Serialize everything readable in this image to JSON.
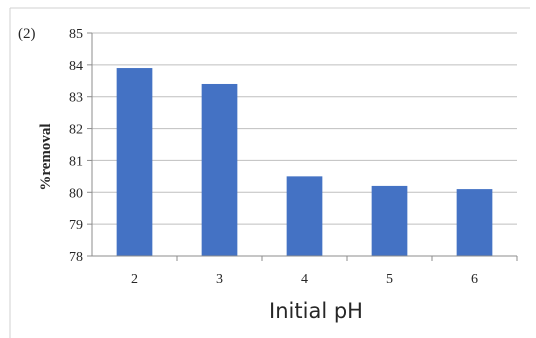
{
  "chart_data": {
    "type": "bar",
    "panel_label": "(2)",
    "categories": [
      "2",
      "3",
      "4",
      "5",
      "6"
    ],
    "values": [
      83.9,
      83.4,
      80.5,
      80.2,
      80.1
    ],
    "title": "",
    "xlabel": "Initial pH",
    "ylabel": "%removal",
    "ylim": [
      78,
      85
    ],
    "yticks": [
      "78",
      "79",
      "80",
      "81",
      "82",
      "83",
      "84",
      "85"
    ],
    "grid": true,
    "legend": "none",
    "bar_color": "#4472C4",
    "grid_color": "#BFBFBF",
    "axis_color": "#8C8C8C"
  }
}
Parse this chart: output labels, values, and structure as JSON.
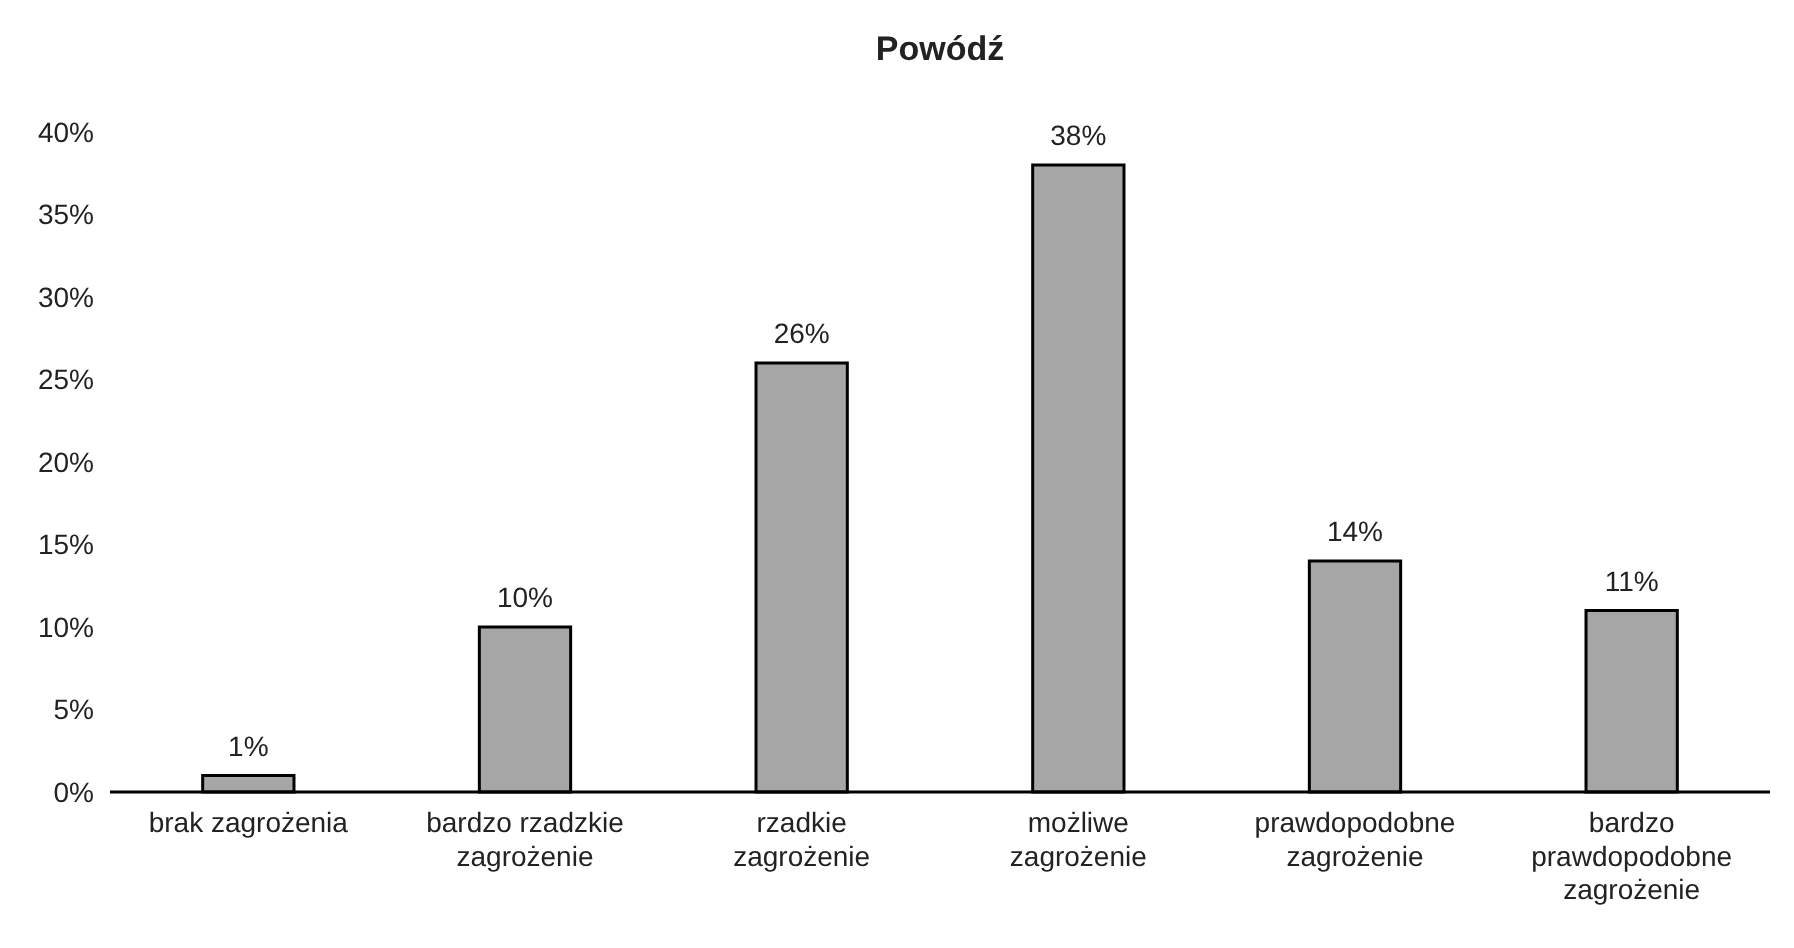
{
  "chart_data": {
    "type": "bar",
    "title": "Powódź",
    "categories": [
      "brak zagrożenia",
      "bardzo rzadzkie zagrożenie",
      "rzadkie zagrożenie",
      "możliwe zagrożenie",
      "prawdopodobne zagrożenie",
      "bardzo prawdopodobne zagrożenie"
    ],
    "values": [
      1,
      10,
      26,
      38,
      14,
      11
    ],
    "value_labels": [
      "1%",
      "10%",
      "26%",
      "38%",
      "14%",
      "11%"
    ],
    "color": "#a6a6a6",
    "ylim": [
      0,
      40
    ],
    "yticks": [
      {
        "value": 0,
        "label": "0%"
      },
      {
        "value": 5,
        "label": "5%"
      },
      {
        "value": 10,
        "label": "10%"
      },
      {
        "value": 15,
        "label": "15%"
      },
      {
        "value": 20,
        "label": "20%"
      },
      {
        "value": 25,
        "label": "25%"
      },
      {
        "value": 30,
        "label": "30%"
      },
      {
        "value": 35,
        "label": "35%"
      },
      {
        "value": 40,
        "label": "40%"
      }
    ],
    "grid": false
  }
}
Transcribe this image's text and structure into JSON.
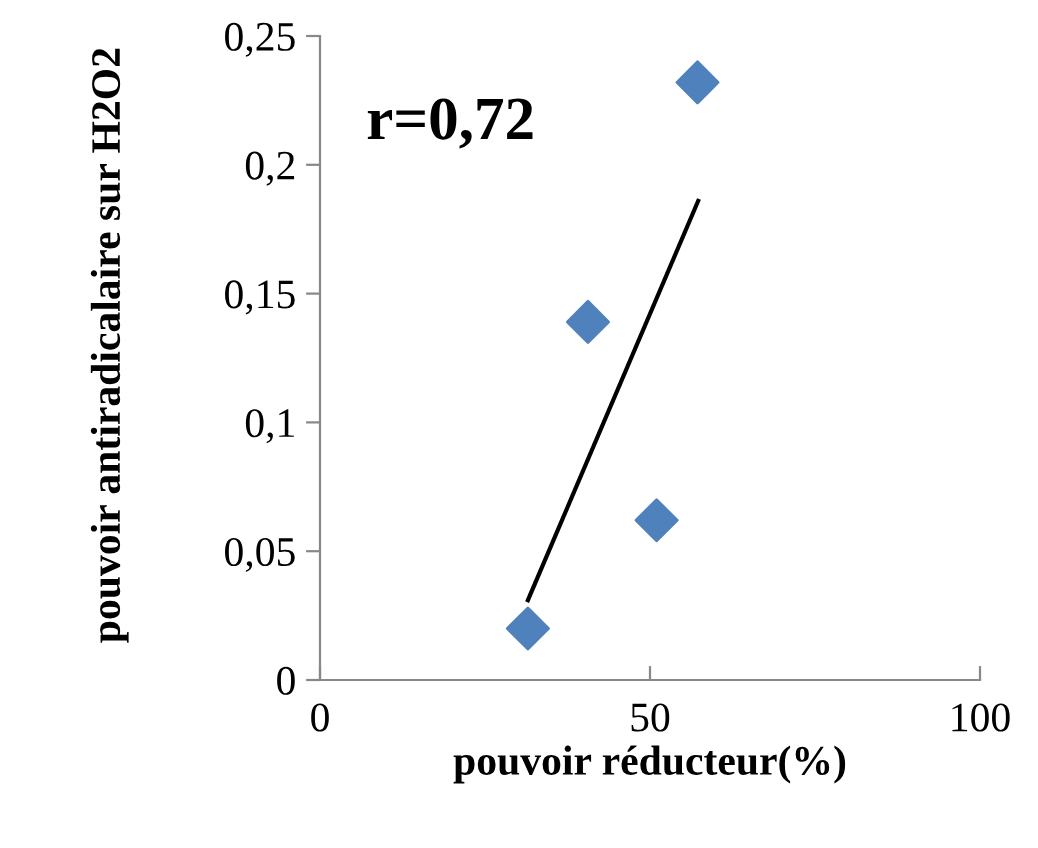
{
  "chart_data": {
    "type": "scatter",
    "xlabel": "pouvoir réducteur(%)",
    "ylabel": "pouvoir antiradicalaire sur H2O2",
    "xlim": [
      0,
      100
    ],
    "xticks": [
      0,
      50,
      100
    ],
    "ylim": [
      0,
      0.25
    ],
    "yticks": [
      {
        "value": 0,
        "label": "0"
      },
      {
        "value": 0.05,
        "label": "0,05"
      },
      {
        "value": 0.1,
        "label": "0,1"
      },
      {
        "value": 0.15,
        "label": "0,15"
      },
      {
        "value": 0.2,
        "label": "0,2"
      },
      {
        "value": 0.25,
        "label": "0,25"
      }
    ],
    "grid": false,
    "legend": false,
    "annotations": [
      "r=0,72"
    ],
    "series": [
      {
        "marker": "diamond",
        "color": "#4f81bd",
        "x": [
          31.5,
          40.6,
          51.0,
          57.2
        ],
        "values": [
          0.02,
          0.139,
          0.062,
          0.232
        ]
      },
      {
        "type": "line",
        "marker": "none",
        "color": "#000000",
        "x": [
          31.5,
          57.3
        ],
        "values": [
          0.031,
          0.186
        ]
      }
    ]
  }
}
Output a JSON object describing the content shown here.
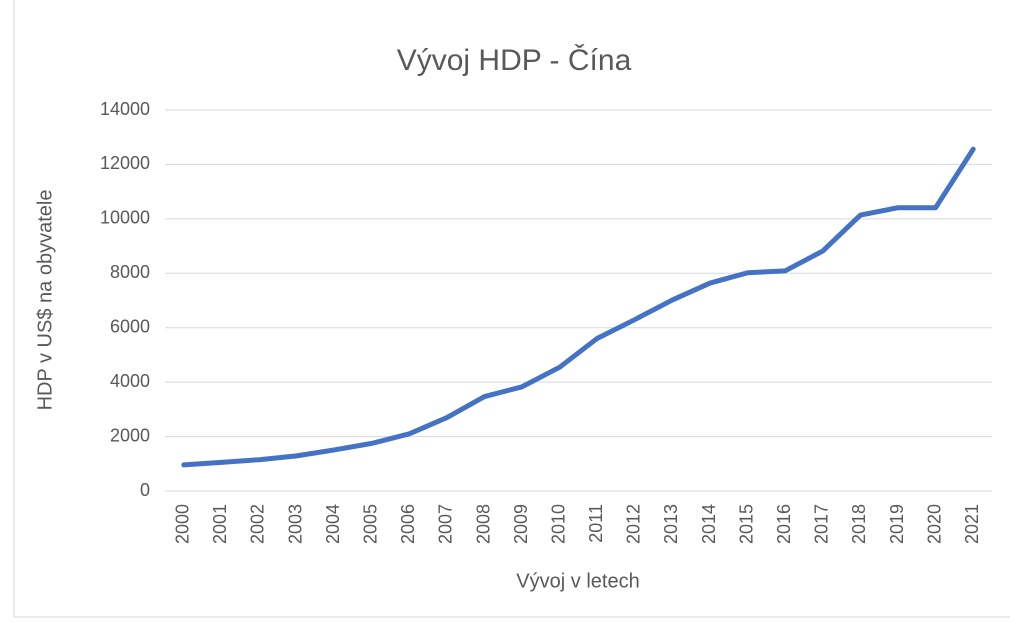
{
  "chart_data": {
    "type": "line",
    "title": "Vývoj HDP - Čína",
    "x_label": "Vývoj v letech",
    "y_label": "HDP v US$ na obyvatele",
    "categories": [
      "2000",
      "2001",
      "2002",
      "2003",
      "2004",
      "2005",
      "2006",
      "2007",
      "2008",
      "2009",
      "2010",
      "2011",
      "2012",
      "2013",
      "2014",
      "2015",
      "2016",
      "2017",
      "2018",
      "2019",
      "2020",
      "2021"
    ],
    "series": [
      {
        "name": "HDP",
        "color": "#4472c4",
        "values": [
          959,
          1053,
          1150,
          1290,
          1510,
          1750,
          2100,
          2700,
          3470,
          3830,
          4550,
          5610,
          6300,
          7020,
          7640,
          8020,
          8090,
          8820,
          10140,
          10410,
          10410,
          12560
        ]
      }
    ],
    "ylim": [
      0,
      14000
    ],
    "yticks": [
      0,
      2000,
      4000,
      6000,
      8000,
      10000,
      12000,
      14000
    ],
    "grid": true
  }
}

→ **Your goal**
Each record above is to be restated exactly, with its pictures removed from the copy.

→ **Task answer**
Serialize everything readable in this image to JSON.
{
  "chart_data": {
    "type": "bar",
    "panel_label": "(2)",
    "categories": [
      "2",
      "3",
      "4",
      "5",
      "6"
    ],
    "values": [
      83.9,
      83.4,
      80.5,
      80.2,
      80.1
    ],
    "title": "",
    "xlabel": "Initial pH",
    "ylabel": "%removal",
    "ylim": [
      78,
      85
    ],
    "yticks": [
      "78",
      "79",
      "80",
      "81",
      "82",
      "83",
      "84",
      "85"
    ],
    "grid": true,
    "legend": "none",
    "bar_color": "#4472C4",
    "grid_color": "#BFBFBF",
    "axis_color": "#8C8C8C"
  }
}
Parse this chart: output labels, values, and structure as JSON.
{
  "chart_data": {
    "type": "bar",
    "title": "Powódź",
    "categories": [
      "brak zagrożenia",
      "bardzo rzadzkie zagrożenie",
      "rzadkie zagrożenie",
      "możliwe zagrożenie",
      "prawdopodobne zagrożenie",
      "bardzo prawdopodobne zagrożenie"
    ],
    "values": [
      1,
      10,
      26,
      38,
      14,
      11
    ],
    "value_labels": [
      "1%",
      "10%",
      "26%",
      "38%",
      "14%",
      "11%"
    ],
    "color": "#a6a6a6",
    "ylim": [
      0,
      40
    ],
    "yticks": [
      {
        "value": 0,
        "label": "0%"
      },
      {
        "value": 5,
        "label": "5%"
      },
      {
        "value": 10,
        "label": "10%"
      },
      {
        "value": 15,
        "label": "15%"
      },
      {
        "value": 20,
        "label": "20%"
      },
      {
        "value": 25,
        "label": "25%"
      },
      {
        "value": 30,
        "label": "30%"
      },
      {
        "value": 35,
        "label": "35%"
      },
      {
        "value": 40,
        "label": "40%"
      }
    ],
    "grid": false
  }
}
Transcribe this image's text and structure into JSON.
{
  "chart_data": {
    "type": "scatter",
    "xlabel": "pouvoir réducteur(%)",
    "ylabel": "pouvoir antiradicalaire sur H2O2",
    "xlim": [
      0,
      100
    ],
    "xticks": [
      0,
      50,
      100
    ],
    "ylim": [
      0,
      0.25
    ],
    "yticks": [
      {
        "value": 0,
        "label": "0"
      },
      {
        "value": 0.05,
        "label": "0,05"
      },
      {
        "value": 0.1,
        "label": "0,1"
      },
      {
        "value": 0.15,
        "label": "0,15"
      },
      {
        "value": 0.2,
        "label": "0,2"
      },
      {
        "value": 0.25,
        "label": "0,25"
      }
    ],
    "grid": false,
    "legend": false,
    "annotations": [
      "r=0,72"
    ],
    "series": [
      {
        "marker": "diamond",
        "color": "#4f81bd",
        "x": [
          31.5,
          40.6,
          51.0,
          57.2
        ],
        "values": [
          0.02,
          0.139,
          0.062,
          0.232
        ]
      },
      {
        "type": "line",
        "marker": "none",
        "color": "#000000",
        "x": [
          31.5,
          57.3
        ],
        "values": [
          0.031,
          0.186
        ]
      }
    ]
  }
}
Output a JSON object describing the content shown here.
{
  "chart_data": {
    "type": "line",
    "title": "Vývoj HDP - Čína",
    "x_label": "Vývoj v letech",
    "y_label": "HDP v US$ na obyvatele",
    "categories": [
      "2000",
      "2001",
      "2002",
      "2003",
      "2004",
      "2005",
      "2006",
      "2007",
      "2008",
      "2009",
      "2010",
      "2011",
      "2012",
      "2013",
      "2014",
      "2015",
      "2016",
      "2017",
      "2018",
      "2019",
      "2020",
      "2021"
    ],
    "series": [
      {
        "name": "HDP",
        "color": "#4472c4",
        "values": [
          959,
          1053,
          1150,
          1290,
          1510,
          1750,
          2100,
          2700,
          3470,
          3830,
          4550,
          5610,
          6300,
          7020,
          7640,
          8020,
          8090,
          8820,
          10140,
          10410,
          10410,
          12560
        ]
      }
    ],
    "ylim": [
      0,
      14000
    ],
    "yticks": [
      0,
      2000,
      4000,
      6000,
      8000,
      10000,
      12000,
      14000
    ],
    "grid": true
  }
}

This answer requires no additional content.